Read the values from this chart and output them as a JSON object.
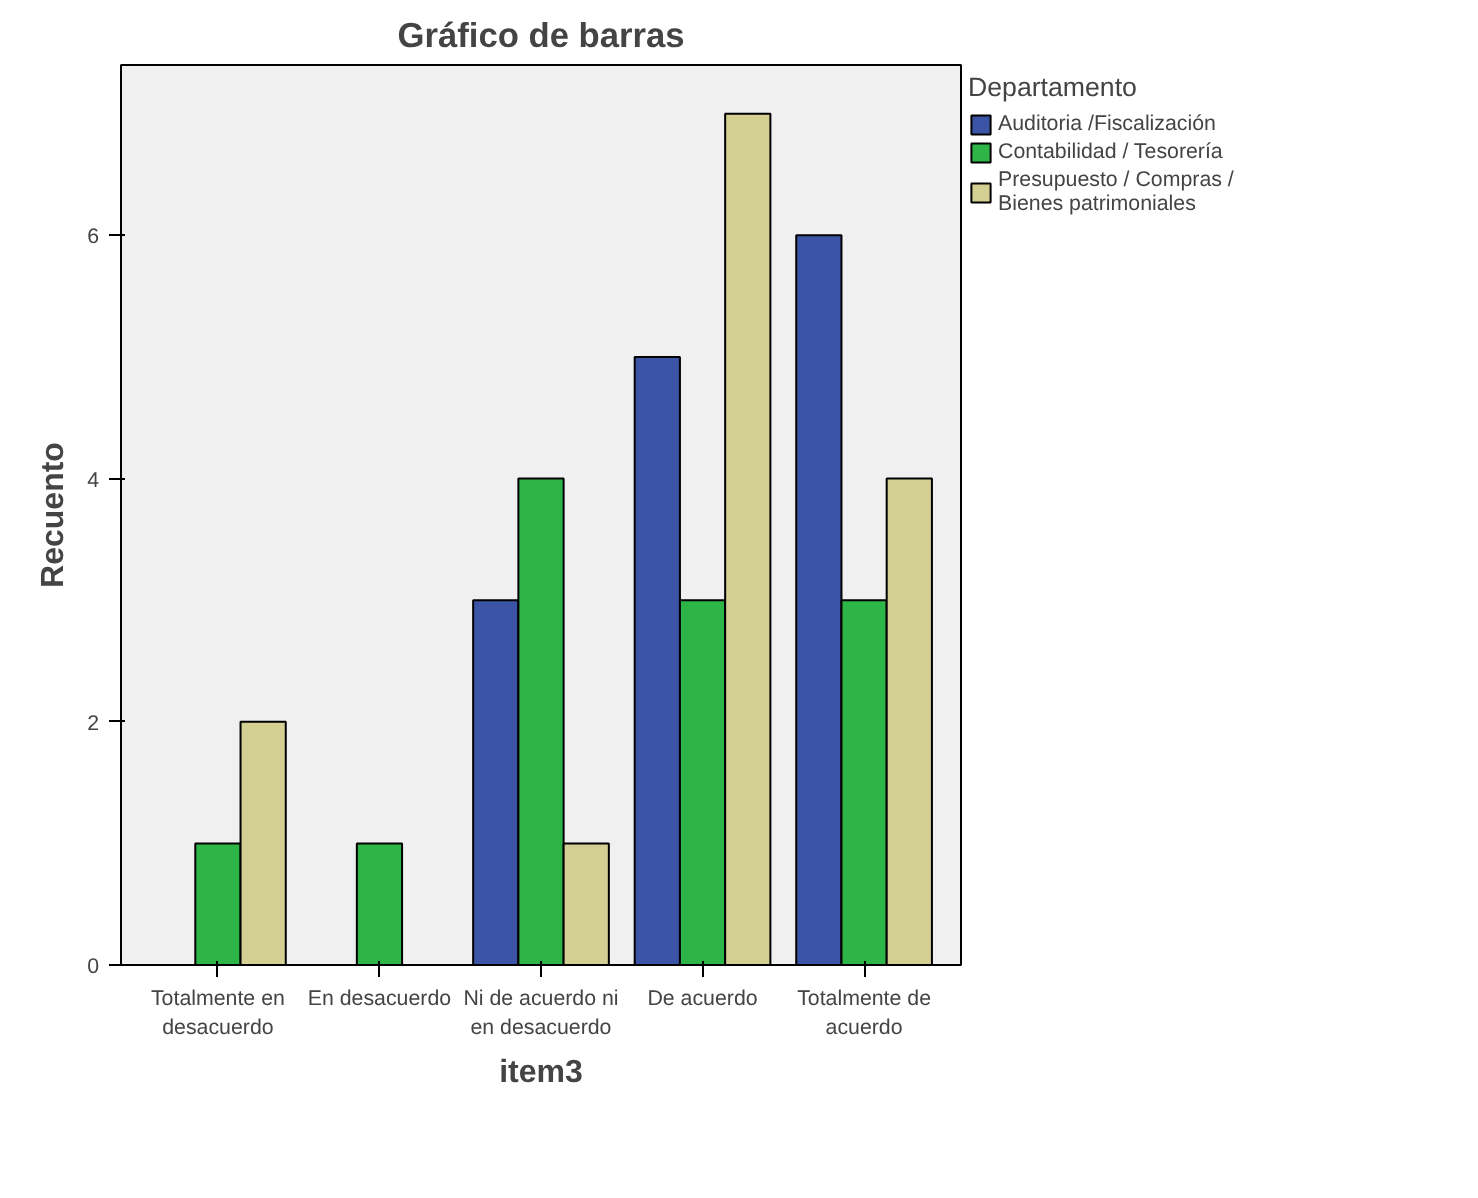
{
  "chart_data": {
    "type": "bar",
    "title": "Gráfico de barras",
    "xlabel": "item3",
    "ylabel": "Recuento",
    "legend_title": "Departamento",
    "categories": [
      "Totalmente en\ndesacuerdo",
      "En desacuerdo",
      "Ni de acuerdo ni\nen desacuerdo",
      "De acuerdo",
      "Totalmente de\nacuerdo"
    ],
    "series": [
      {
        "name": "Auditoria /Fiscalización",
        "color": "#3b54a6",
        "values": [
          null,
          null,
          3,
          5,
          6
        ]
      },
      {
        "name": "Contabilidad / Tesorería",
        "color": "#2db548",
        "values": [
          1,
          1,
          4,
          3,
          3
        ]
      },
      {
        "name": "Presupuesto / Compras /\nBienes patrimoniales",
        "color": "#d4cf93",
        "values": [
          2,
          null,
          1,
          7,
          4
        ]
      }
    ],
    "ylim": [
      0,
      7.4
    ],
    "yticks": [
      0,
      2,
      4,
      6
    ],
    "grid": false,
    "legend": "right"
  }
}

+++

# The task
Give the count of lines in the records that contain "Totalmente", and no other text.

# Correct output
2